Exercise:
Search the data below for the word "image" and copy each line that holds it.

Dataset entries:
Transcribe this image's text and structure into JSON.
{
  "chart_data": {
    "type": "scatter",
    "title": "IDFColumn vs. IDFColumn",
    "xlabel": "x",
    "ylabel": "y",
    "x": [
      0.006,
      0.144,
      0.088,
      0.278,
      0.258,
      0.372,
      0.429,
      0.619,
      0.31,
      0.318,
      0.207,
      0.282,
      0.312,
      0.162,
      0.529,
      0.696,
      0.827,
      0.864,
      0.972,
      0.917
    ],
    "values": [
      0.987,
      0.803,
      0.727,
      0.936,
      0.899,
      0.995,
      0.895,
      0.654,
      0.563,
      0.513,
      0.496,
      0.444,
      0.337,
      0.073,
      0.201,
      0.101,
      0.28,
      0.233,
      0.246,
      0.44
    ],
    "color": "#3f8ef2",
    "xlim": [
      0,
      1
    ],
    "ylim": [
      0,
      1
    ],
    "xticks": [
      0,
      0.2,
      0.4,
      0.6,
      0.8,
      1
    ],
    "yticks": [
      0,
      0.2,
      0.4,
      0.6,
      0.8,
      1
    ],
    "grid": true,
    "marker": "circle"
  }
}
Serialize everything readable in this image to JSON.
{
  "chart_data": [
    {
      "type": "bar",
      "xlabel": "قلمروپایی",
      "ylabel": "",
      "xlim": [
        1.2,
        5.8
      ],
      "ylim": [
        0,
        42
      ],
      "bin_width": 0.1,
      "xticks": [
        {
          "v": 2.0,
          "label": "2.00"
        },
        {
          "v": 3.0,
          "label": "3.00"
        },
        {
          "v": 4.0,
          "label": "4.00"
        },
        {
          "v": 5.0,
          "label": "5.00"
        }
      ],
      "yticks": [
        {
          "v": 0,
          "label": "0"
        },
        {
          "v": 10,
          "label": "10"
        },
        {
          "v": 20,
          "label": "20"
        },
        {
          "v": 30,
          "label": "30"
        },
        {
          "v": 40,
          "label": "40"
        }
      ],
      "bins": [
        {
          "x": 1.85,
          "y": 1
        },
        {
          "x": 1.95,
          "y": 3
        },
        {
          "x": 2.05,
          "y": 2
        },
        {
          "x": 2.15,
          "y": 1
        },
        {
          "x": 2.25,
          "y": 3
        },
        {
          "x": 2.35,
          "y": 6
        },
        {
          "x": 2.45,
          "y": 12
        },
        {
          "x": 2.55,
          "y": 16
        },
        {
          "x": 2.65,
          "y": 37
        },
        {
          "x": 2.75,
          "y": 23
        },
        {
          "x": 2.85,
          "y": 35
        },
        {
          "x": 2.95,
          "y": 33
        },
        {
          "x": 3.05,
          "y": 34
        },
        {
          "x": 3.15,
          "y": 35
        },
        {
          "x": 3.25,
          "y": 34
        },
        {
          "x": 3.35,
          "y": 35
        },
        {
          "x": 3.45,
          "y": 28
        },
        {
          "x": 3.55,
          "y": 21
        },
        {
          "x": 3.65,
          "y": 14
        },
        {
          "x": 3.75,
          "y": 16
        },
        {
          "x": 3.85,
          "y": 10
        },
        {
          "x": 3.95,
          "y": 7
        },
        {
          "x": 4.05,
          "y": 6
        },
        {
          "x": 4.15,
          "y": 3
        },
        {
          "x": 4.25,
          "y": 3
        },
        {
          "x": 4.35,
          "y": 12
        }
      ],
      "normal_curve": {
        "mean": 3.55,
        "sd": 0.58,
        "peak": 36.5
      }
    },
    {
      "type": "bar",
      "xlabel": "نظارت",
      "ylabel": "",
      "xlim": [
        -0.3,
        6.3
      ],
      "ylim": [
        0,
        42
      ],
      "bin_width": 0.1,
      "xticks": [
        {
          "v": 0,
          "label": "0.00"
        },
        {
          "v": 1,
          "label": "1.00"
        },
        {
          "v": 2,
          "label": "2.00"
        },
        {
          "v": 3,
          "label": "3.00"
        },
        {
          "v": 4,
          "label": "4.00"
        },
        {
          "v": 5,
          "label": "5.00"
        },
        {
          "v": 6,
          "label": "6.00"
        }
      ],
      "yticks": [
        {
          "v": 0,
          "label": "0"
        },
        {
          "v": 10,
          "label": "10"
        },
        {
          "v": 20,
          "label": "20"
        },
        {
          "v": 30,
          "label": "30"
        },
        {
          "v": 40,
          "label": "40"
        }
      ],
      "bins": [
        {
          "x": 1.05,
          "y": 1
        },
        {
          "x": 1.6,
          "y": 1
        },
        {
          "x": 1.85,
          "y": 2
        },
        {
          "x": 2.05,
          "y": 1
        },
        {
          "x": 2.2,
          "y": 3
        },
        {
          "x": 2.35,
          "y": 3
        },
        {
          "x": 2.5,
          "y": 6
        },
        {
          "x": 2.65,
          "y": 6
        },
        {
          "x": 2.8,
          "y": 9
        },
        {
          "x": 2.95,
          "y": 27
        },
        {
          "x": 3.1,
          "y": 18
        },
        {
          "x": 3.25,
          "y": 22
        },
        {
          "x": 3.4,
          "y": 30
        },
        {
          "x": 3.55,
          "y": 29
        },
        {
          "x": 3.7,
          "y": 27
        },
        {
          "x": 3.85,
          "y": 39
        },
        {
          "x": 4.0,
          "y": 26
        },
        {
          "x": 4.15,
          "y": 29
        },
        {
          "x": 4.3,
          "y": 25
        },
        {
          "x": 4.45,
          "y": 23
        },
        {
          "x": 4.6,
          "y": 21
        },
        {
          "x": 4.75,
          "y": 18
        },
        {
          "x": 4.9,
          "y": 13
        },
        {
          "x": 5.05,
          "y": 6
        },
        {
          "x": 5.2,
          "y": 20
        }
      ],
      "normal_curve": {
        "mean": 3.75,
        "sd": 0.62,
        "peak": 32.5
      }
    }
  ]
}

Response to the exercise:
Transcribe this image's text and structure into JSON.
Serialize everything readable in this image to JSON.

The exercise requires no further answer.